◆ **TASK REQUIREMENTS**: Transcribe the records below in full; pictures stay out of the copy.

Dataset records on visual material:
_____

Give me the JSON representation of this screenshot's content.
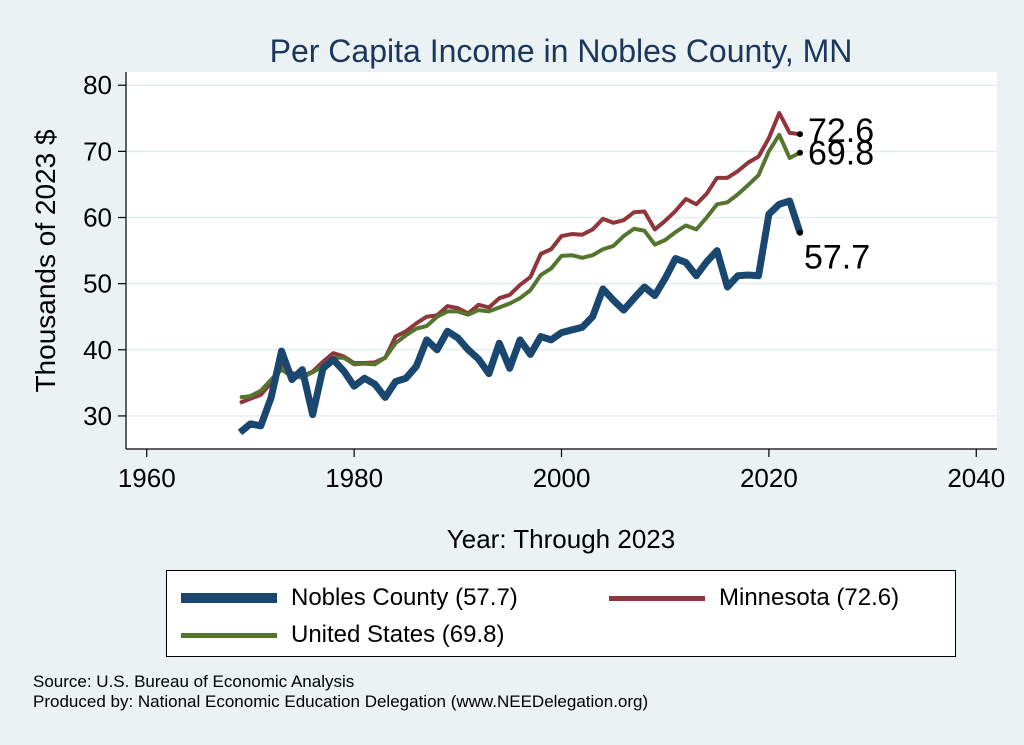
{
  "colors": {
    "background": "#eaf2f3",
    "plot_background": "#ffffff",
    "title": "#1b365d",
    "nobles": "#1a476f",
    "minnesota": "#90353b",
    "united_states": "#55752f",
    "grid": "#e3ecef"
  },
  "legend": {
    "items": [
      {
        "label": "Nobles County (57.7)",
        "series": "nobles"
      },
      {
        "label": "Minnesota (72.6)",
        "series": "minnesota"
      },
      {
        "label": "United States (69.8)",
        "series": "united_states"
      }
    ]
  },
  "source": {
    "line1": "Source: U.S. Bureau of Economic Analysis",
    "line2": "Produced by: National Economic Education Delegation (www.NEEDelegation.org)"
  },
  "chart_data": {
    "type": "line",
    "title": "Per Capita Income in Nobles County, MN",
    "xlabel": "Year: Through 2023",
    "ylabel": "Thousands of 2023 $",
    "xlim": [
      1958,
      2042
    ],
    "ylim": [
      25,
      82
    ],
    "xticks": [
      1960,
      1980,
      2000,
      2020,
      2040
    ],
    "yticks": [
      30,
      40,
      50,
      60,
      70,
      80
    ],
    "grid": true,
    "x": [
      1969,
      1970,
      1971,
      1972,
      1973,
      1974,
      1975,
      1976,
      1977,
      1978,
      1979,
      1980,
      1981,
      1982,
      1983,
      1984,
      1985,
      1986,
      1987,
      1988,
      1989,
      1990,
      1991,
      1992,
      1993,
      1994,
      1995,
      1996,
      1997,
      1998,
      1999,
      2000,
      2001,
      2002,
      2003,
      2004,
      2005,
      2006,
      2007,
      2008,
      2009,
      2010,
      2011,
      2012,
      2013,
      2014,
      2015,
      2016,
      2017,
      2018,
      2019,
      2020,
      2021,
      2022,
      2023
    ],
    "series": [
      {
        "name": "Nobles County",
        "key": "nobles",
        "end_label": "57.7",
        "values": [
          27.5,
          28.8,
          28.5,
          32.8,
          39.8,
          35.5,
          37.0,
          30.2,
          37.2,
          38.5,
          36.8,
          34.5,
          35.7,
          34.8,
          32.8,
          35.2,
          35.7,
          37.5,
          41.5,
          40.0,
          42.8,
          41.8,
          40.0,
          38.6,
          36.4,
          41.0,
          37.2,
          41.5,
          39.3,
          42.0,
          41.5,
          42.6,
          43.0,
          43.4,
          45.0,
          49.2,
          47.5,
          46.0,
          47.8,
          49.5,
          48.2,
          50.8,
          53.8,
          53.2,
          51.2,
          53.3,
          55.0,
          49.5,
          51.2,
          51.3,
          51.2,
          60.5,
          62.0,
          62.5,
          57.7
        ]
      },
      {
        "name": "Minnesota",
        "key": "minnesota",
        "end_label": "72.6",
        "values": [
          32.0,
          32.6,
          33.2,
          35.0,
          37.8,
          36.5,
          36.0,
          36.7,
          38.2,
          39.5,
          39.0,
          38.0,
          38.0,
          38.1,
          38.8,
          42.0,
          42.8,
          44.0,
          45.0,
          45.2,
          46.6,
          46.3,
          45.5,
          46.8,
          46.4,
          47.8,
          48.3,
          49.8,
          51.0,
          54.5,
          55.2,
          57.2,
          57.5,
          57.4,
          58.2,
          59.8,
          59.2,
          59.6,
          60.8,
          60.9,
          58.2,
          59.5,
          61.0,
          62.8,
          62.0,
          63.6,
          66.0,
          66.0,
          67.0,
          68.3,
          69.2,
          72.0,
          75.8,
          72.8,
          72.6
        ]
      },
      {
        "name": "United States",
        "key": "united_states",
        "end_label": "69.8",
        "values": [
          32.8,
          33.0,
          33.8,
          35.5,
          37.0,
          36.0,
          35.8,
          36.6,
          37.5,
          38.8,
          38.8,
          37.8,
          37.9,
          37.8,
          38.8,
          41.0,
          42.2,
          43.2,
          43.6,
          45.0,
          45.8,
          45.8,
          45.3,
          46.0,
          45.8,
          46.4,
          47.0,
          47.8,
          49.0,
          51.3,
          52.3,
          54.2,
          54.3,
          53.9,
          54.3,
          55.2,
          55.7,
          57.2,
          58.3,
          58.0,
          55.9,
          56.6,
          57.8,
          58.8,
          58.2,
          60.0,
          62.0,
          62.3,
          63.5,
          64.9,
          66.4,
          70.0,
          72.5,
          69.0,
          69.8
        ]
      }
    ]
  }
}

_____

◆ **PROBLEM SOLUTION**:
Give me the JSON representation of this screenshot's content.
{
  "colors": {
    "background": "#eaf2f3",
    "plot_background": "#ffffff",
    "title": "#1b365d",
    "nobles": "#1a476f",
    "minnesota": "#90353b",
    "united_states": "#55752f",
    "grid": "#e3ecef"
  },
  "legend": {
    "items": [
      {
        "label": "Nobles County (57.7)",
        "series": "nobles"
      },
      {
        "label": "Minnesota (72.6)",
        "series": "minnesota"
      },
      {
        "label": "United States (69.8)",
        "series": "united_states"
      }
    ]
  },
  "source": {
    "line1": "Source: U.S. Bureau of Economic Analysis",
    "line2": "Produced by: National Economic Education Delegation (www.NEEDelegation.org)"
  },
  "chart_data": {
    "type": "line",
    "title": "Per Capita Income in Nobles County, MN",
    "xlabel": "Year: Through 2023",
    "ylabel": "Thousands of 2023 $",
    "xlim": [
      1958,
      2042
    ],
    "ylim": [
      25,
      82
    ],
    "xticks": [
      1960,
      1980,
      2000,
      2020,
      2040
    ],
    "yticks": [
      30,
      40,
      50,
      60,
      70,
      80
    ],
    "grid": true,
    "x": [
      1969,
      1970,
      1971,
      1972,
      1973,
      1974,
      1975,
      1976,
      1977,
      1978,
      1979,
      1980,
      1981,
      1982,
      1983,
      1984,
      1985,
      1986,
      1987,
      1988,
      1989,
      1990,
      1991,
      1992,
      1993,
      1994,
      1995,
      1996,
      1997,
      1998,
      1999,
      2000,
      2001,
      2002,
      2003,
      2004,
      2005,
      2006,
      2007,
      2008,
      2009,
      2010,
      2011,
      2012,
      2013,
      2014,
      2015,
      2016,
      2017,
      2018,
      2019,
      2020,
      2021,
      2022,
      2023
    ],
    "series": [
      {
        "name": "Nobles County",
        "key": "nobles",
        "end_label": "57.7",
        "values": [
          27.5,
          28.8,
          28.5,
          32.8,
          39.8,
          35.5,
          37.0,
          30.2,
          37.2,
          38.5,
          36.8,
          34.5,
          35.7,
          34.8,
          32.8,
          35.2,
          35.7,
          37.5,
          41.5,
          40.0,
          42.8,
          41.8,
          40.0,
          38.6,
          36.4,
          41.0,
          37.2,
          41.5,
          39.3,
          42.0,
          41.5,
          42.6,
          43.0,
          43.4,
          45.0,
          49.2,
          47.5,
          46.0,
          47.8,
          49.5,
          48.2,
          50.8,
          53.8,
          53.2,
          51.2,
          53.3,
          55.0,
          49.5,
          51.2,
          51.3,
          51.2,
          60.5,
          62.0,
          62.5,
          57.7
        ]
      },
      {
        "name": "Minnesota",
        "key": "minnesota",
        "end_label": "72.6",
        "values": [
          32.0,
          32.6,
          33.2,
          35.0,
          37.8,
          36.5,
          36.0,
          36.7,
          38.2,
          39.5,
          39.0,
          38.0,
          38.0,
          38.1,
          38.8,
          42.0,
          42.8,
          44.0,
          45.0,
          45.2,
          46.6,
          46.3,
          45.5,
          46.8,
          46.4,
          47.8,
          48.3,
          49.8,
          51.0,
          54.5,
          55.2,
          57.2,
          57.5,
          57.4,
          58.2,
          59.8,
          59.2,
          59.6,
          60.8,
          60.9,
          58.2,
          59.5,
          61.0,
          62.8,
          62.0,
          63.6,
          66.0,
          66.0,
          67.0,
          68.3,
          69.2,
          72.0,
          75.8,
          72.8,
          72.6
        ]
      },
      {
        "name": "United States",
        "key": "united_states",
        "end_label": "69.8",
        "values": [
          32.8,
          33.0,
          33.8,
          35.5,
          37.0,
          36.0,
          35.8,
          36.6,
          37.5,
          38.8,
          38.8,
          37.8,
          37.9,
          37.8,
          38.8,
          41.0,
          42.2,
          43.2,
          43.6,
          45.0,
          45.8,
          45.8,
          45.3,
          46.0,
          45.8,
          46.4,
          47.0,
          47.8,
          49.0,
          51.3,
          52.3,
          54.2,
          54.3,
          53.9,
          54.3,
          55.2,
          55.7,
          57.2,
          58.3,
          58.0,
          55.9,
          56.6,
          57.8,
          58.8,
          58.2,
          60.0,
          62.0,
          62.3,
          63.5,
          64.9,
          66.4,
          70.0,
          72.5,
          69.0,
          69.8
        ]
      }
    ]
  }
}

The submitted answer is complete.